SUPPLIED MATERIAL:
========================

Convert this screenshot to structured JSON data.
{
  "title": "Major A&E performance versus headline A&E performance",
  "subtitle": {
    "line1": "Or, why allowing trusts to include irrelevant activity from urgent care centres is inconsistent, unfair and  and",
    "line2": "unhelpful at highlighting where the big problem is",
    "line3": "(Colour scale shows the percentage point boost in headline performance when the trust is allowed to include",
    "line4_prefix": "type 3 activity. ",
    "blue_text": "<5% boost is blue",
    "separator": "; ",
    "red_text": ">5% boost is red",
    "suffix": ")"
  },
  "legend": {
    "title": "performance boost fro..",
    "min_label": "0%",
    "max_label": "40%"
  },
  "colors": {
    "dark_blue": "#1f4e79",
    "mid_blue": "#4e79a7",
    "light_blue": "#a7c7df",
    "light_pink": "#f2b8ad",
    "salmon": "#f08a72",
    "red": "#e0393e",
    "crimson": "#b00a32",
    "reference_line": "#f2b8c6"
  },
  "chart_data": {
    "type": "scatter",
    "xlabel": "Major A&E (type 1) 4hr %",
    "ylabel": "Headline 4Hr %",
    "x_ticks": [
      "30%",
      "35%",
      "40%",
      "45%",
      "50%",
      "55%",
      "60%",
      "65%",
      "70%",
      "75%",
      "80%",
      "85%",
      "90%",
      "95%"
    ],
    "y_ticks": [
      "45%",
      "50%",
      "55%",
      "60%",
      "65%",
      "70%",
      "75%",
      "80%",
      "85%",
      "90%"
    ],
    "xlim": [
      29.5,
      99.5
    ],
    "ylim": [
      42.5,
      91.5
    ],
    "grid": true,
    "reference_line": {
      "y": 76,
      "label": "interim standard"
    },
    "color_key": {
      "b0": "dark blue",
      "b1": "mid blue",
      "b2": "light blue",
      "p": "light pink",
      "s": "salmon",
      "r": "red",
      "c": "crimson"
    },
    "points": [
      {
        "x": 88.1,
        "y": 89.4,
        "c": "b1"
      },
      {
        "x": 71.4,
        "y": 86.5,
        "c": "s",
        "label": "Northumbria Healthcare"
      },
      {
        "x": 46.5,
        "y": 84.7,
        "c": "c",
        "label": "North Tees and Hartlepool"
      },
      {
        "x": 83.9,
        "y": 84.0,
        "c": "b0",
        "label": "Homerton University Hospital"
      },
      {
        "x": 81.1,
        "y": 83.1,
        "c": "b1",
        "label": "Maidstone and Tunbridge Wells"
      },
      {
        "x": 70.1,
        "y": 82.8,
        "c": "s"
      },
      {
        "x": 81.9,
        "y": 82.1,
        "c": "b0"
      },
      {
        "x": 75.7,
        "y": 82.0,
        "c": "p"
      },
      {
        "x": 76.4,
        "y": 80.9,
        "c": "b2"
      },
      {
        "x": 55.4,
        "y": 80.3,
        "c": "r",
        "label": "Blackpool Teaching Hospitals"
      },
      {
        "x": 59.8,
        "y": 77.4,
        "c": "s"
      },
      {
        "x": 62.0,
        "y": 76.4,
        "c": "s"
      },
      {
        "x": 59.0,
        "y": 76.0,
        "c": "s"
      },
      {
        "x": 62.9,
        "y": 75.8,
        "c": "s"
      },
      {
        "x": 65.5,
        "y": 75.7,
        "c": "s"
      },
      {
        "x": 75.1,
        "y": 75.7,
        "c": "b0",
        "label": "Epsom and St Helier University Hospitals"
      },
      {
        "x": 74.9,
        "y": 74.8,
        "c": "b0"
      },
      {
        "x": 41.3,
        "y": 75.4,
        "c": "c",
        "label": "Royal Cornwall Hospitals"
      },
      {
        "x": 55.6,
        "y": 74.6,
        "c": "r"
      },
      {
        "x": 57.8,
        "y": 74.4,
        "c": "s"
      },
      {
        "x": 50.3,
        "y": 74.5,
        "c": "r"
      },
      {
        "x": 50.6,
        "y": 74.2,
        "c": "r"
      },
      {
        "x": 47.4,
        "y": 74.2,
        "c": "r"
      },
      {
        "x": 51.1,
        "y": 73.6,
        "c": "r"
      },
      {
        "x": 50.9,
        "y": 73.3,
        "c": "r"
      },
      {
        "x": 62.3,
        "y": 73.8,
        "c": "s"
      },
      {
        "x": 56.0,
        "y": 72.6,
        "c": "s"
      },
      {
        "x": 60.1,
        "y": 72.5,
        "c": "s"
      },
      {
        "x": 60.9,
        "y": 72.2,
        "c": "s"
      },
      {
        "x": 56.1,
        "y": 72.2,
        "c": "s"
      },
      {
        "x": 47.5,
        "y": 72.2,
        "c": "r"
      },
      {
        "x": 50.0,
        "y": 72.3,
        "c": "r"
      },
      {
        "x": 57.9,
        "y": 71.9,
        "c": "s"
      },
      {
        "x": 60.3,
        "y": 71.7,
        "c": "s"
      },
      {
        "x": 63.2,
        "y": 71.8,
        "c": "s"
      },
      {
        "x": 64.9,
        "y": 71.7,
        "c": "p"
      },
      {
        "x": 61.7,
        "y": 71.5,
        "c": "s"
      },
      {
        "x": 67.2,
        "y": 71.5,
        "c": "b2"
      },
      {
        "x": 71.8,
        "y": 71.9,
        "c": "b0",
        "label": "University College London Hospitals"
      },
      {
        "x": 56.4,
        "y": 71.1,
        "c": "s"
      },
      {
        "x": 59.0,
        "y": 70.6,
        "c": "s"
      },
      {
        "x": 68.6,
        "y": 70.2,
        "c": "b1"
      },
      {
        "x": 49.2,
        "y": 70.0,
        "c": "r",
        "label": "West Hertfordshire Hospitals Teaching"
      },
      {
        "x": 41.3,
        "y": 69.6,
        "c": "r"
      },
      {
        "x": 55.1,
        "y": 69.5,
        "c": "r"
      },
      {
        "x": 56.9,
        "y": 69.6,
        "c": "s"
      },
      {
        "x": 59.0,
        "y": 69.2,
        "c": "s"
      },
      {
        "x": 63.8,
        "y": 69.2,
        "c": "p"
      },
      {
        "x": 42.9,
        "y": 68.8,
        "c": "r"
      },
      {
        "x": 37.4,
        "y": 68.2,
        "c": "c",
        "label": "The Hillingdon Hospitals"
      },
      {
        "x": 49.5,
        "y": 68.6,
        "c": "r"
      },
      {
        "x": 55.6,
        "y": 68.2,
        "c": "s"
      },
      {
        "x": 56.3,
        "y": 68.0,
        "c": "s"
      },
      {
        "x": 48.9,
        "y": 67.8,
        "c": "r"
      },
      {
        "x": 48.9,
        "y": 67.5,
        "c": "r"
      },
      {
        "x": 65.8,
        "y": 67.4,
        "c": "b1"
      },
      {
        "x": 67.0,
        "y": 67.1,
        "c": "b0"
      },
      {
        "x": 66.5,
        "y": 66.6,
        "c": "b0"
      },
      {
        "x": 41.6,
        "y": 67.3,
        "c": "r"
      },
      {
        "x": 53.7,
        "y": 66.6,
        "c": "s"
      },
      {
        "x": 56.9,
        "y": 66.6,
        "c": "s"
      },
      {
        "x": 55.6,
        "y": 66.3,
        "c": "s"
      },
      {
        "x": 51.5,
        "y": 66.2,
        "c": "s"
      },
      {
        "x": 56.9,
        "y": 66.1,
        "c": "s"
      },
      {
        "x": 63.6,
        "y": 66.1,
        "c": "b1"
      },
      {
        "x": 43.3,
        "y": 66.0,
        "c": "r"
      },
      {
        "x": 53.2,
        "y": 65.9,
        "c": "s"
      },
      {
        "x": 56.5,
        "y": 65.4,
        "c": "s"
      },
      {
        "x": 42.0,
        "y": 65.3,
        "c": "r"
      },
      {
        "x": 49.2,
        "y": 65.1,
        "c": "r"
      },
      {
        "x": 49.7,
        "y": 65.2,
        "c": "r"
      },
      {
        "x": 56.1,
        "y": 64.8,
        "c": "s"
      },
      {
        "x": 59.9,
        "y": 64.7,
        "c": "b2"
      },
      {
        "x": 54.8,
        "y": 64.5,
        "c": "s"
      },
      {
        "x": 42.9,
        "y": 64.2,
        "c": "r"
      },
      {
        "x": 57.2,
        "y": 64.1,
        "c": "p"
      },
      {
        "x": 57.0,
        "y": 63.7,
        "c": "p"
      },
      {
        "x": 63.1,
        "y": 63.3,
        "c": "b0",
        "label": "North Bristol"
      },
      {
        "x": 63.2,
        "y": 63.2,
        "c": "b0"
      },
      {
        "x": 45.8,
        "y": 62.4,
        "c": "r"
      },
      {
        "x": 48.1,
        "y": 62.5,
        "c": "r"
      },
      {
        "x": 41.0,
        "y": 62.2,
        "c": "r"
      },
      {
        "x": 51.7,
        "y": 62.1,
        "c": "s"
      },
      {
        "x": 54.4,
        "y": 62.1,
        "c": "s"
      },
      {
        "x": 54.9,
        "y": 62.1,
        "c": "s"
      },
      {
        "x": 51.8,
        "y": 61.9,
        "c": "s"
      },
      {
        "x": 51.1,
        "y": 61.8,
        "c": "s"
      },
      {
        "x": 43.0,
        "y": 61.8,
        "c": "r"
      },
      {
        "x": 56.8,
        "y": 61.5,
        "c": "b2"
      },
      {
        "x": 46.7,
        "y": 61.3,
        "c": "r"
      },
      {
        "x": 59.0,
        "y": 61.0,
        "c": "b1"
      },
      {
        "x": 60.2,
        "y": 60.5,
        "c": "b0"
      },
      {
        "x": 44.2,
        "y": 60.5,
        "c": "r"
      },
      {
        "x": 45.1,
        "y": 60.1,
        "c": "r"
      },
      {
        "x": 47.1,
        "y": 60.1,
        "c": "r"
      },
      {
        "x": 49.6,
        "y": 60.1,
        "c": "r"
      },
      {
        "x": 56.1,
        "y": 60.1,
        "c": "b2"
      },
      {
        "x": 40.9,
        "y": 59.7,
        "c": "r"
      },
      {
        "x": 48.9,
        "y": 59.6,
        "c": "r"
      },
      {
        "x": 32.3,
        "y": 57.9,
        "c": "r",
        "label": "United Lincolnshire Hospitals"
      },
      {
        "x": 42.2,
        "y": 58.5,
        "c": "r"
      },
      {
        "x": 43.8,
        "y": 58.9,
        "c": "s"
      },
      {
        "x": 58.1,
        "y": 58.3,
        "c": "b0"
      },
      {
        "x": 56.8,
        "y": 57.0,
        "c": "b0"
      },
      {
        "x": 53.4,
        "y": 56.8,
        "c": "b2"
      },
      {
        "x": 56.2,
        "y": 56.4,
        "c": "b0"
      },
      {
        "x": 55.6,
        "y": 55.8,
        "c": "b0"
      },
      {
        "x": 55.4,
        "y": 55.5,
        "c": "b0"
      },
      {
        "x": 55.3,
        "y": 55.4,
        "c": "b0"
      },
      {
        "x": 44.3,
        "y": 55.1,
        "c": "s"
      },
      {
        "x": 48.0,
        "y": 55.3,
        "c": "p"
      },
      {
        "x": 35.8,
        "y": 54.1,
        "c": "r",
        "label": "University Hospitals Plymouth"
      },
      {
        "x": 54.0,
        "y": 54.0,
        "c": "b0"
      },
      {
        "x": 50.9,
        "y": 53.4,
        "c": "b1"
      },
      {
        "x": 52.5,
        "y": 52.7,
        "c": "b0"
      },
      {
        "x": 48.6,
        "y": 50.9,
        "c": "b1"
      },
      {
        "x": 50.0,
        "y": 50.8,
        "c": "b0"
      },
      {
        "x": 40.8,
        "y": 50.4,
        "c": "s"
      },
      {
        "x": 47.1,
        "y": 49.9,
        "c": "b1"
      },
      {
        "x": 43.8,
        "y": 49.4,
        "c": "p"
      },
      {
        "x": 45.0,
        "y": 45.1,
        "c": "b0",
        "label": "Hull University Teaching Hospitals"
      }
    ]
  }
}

========================

THE PROBLEM: Extract every line above that contains the word "University".

SOLUTION FOR THIS EXERCISE:
        "label": "Homerton University Hospital"
        "label": "Epsom and St Helier University Hospitals"
        "label": "University College London Hospitals"
        "label": "University Hospitals Plymouth"
        "label": "Hull University Teaching Hospitals"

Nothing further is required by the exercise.